─── RECORDS SHOWN

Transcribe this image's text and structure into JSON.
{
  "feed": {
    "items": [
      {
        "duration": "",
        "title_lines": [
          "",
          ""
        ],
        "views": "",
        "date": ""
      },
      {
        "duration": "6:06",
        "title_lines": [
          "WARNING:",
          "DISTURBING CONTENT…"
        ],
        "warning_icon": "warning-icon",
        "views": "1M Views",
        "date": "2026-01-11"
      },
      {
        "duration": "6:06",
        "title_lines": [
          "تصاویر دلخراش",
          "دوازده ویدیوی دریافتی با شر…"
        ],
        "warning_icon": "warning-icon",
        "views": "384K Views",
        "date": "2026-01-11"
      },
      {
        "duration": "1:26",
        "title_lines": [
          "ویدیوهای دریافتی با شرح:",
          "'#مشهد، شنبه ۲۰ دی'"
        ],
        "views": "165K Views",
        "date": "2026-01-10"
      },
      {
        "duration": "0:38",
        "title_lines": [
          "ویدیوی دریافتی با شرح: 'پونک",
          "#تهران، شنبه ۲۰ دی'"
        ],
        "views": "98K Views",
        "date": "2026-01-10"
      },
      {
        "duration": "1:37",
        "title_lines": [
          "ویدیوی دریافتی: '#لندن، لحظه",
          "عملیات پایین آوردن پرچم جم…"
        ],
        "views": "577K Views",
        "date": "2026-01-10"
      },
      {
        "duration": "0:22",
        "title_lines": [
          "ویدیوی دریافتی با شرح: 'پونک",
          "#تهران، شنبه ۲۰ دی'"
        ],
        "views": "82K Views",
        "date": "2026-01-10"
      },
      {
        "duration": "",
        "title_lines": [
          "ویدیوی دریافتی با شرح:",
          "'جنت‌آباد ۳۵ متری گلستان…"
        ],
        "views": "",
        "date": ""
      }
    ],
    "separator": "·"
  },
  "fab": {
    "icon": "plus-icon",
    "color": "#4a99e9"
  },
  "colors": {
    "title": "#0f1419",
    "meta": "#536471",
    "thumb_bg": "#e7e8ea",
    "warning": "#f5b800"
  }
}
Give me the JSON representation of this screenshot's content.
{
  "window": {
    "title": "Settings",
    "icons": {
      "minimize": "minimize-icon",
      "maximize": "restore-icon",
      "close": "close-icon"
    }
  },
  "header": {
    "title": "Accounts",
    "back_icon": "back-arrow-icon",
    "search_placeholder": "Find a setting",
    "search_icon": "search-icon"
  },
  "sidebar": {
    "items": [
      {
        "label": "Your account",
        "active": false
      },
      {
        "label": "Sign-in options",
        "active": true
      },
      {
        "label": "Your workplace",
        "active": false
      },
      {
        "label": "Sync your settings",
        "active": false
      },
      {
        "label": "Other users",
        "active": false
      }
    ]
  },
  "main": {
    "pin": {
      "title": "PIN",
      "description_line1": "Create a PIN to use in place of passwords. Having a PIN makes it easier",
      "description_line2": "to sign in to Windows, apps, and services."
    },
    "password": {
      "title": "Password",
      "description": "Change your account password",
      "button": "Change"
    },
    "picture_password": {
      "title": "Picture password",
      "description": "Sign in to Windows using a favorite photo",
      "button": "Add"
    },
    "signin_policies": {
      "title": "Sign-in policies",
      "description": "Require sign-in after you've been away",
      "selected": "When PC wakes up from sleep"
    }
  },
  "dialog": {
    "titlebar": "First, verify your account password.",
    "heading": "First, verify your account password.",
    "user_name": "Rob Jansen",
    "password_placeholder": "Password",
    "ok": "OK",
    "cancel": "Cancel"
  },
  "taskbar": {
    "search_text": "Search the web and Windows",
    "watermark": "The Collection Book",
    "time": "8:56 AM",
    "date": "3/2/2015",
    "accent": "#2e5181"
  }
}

──────

• _STATED GOAL_: Find every line above that contains the word "Windows", and return each one.

• _ANSWER IN FULL_:
      "description_line2": "to sign in to Windows, apps, and services."
      "description": "Sign in to Windows using a favorite photo",
    "search_text": "Search the web and Windows",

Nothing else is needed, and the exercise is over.